▶ **DIRECTIVE**: Leave out the pictures and copy each record below exactly.

···

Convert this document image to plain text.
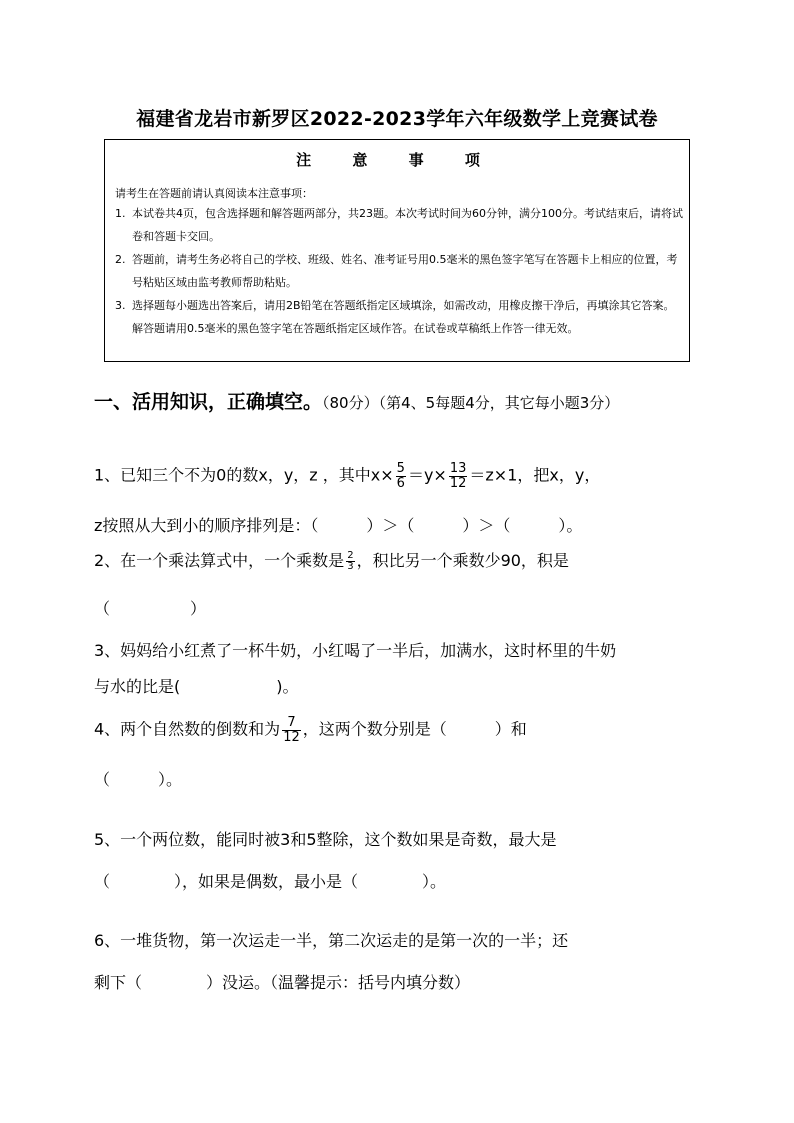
福建省龙岩市新罗区2022-2023学年六年级数学上竞赛试卷
注 意 事 项
请考生在答题前请认真阅读本注意事项：
1. 本试卷共4页，包含选择题和解答题两部分，共23题。本次考试时间为60分钟，满分100分。考试结束后，请将试卷和答题卡交回。
2. 答题前，请考生务必将自己的学校、班级、姓名、准考证号用0.5毫米的黑色签字笔写在答题卡上相应的位置，考号粘贴区域由监考教师帮助粘贴。
3. 选择题每小题选出答案后，请用2B铅笔在答题纸指定区域填涂，如需改动，用橡皮擦干净后，再填涂其它答案。解答题请用0.5毫米的黑色签字笔在答题纸指定区域作答。在试卷或草稿纸上作答一律无效。
一、活用知识，正确填空。（80分）（第4、5每题4分，其它每小题3分）
1、已知三个不为0的数x，y，z ，其中$x\times \frac{5}{6} =y\times \frac{13}{12} =z\times 1$，把x，y，
z按照从大到小的顺序排列是：（　　　）＞（　　　）＞（　　　）。
2、在一个乘法算式中，一个乘数是 $\frac{2}{3}$ ，积比另一个乘数少90，积是
（　　　　　）
3、妈妈给小红煮了一杯牛奶，小红喝了一半后，加满水，这时杯里的牛奶
与水的比是(　　　　　　)。
4、两个自然数的倒数和为 $\frac{7}{12}$ ，这两个数分别是（　　　）和
（　　　）。
5、一个两位数，能同时被3和5整除，这个数如果是奇数，最大是
（　　　　），如果是偶数，最小是（　　　　）。
6、一堆货物，第一次运走一半，第二次运走的是第一次的一半；还
剩下（　　　　）没运。（温馨提示：括号内填分数）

···

▶ **RESULT OF THIS TASK**:
Convert this document image to plain text.
福建省龙岩市新罗区2022-2023学年六年级数学上竞赛试卷
注 意 事 项
请考生在答题前请认真阅读本注意事项：
1. 本试卷共4页，包含选择题和解答题两部分，共23题。本次考试时间为60分钟，满分100分。考试结束后，请将试卷和答题卡交回。
2. 答题前，请考生务必将自己的学校、班级、姓名、准考证号用0.5毫米的黑色签字笔写在答题卡上相应的位置，考号粘贴区域由监考教师帮助粘贴。
3. 选择题每小题选出答案后，请用2B铅笔在答题纸指定区域填涂，如需改动，用橡皮擦干净后，再填涂其它答案。解答题请用0.5毫米的黑色签字笔在答题纸指定区域作答。在试卷或草稿纸上作答一律无效。
一、活用知识，正确填空。（80分）（第4、5每题4分，其它每小题3分）
1、已知三个不为0的数x，y，z ，其中$x\times \frac{5}{6} =y\times \frac{13}{12} =z\times 1$，把x，y，
z按照从大到小的顺序排列是：（　　　）＞（　　　）＞（　　　）。
2、在一个乘法算式中，一个乘数是 $\frac{2}{3}$ ，积比另一个乘数少90，积是
（　　　　　）
3、妈妈给小红煮了一杯牛奶，小红喝了一半后，加满水，这时杯里的牛奶
与水的比是(　　　　　　)。
4、两个自然数的倒数和为 $\frac{7}{12}$ ，这两个数分别是（　　　）和
（　　　）。
5、一个两位数，能同时被3和5整除，这个数如果是奇数，最大是
（　　　　），如果是偶数，最小是（　　　　）。
6、一堆货物，第一次运走一半，第二次运走的是第一次的一半；还
剩下（　　　　）没运。（温馨提示：括号内填分数）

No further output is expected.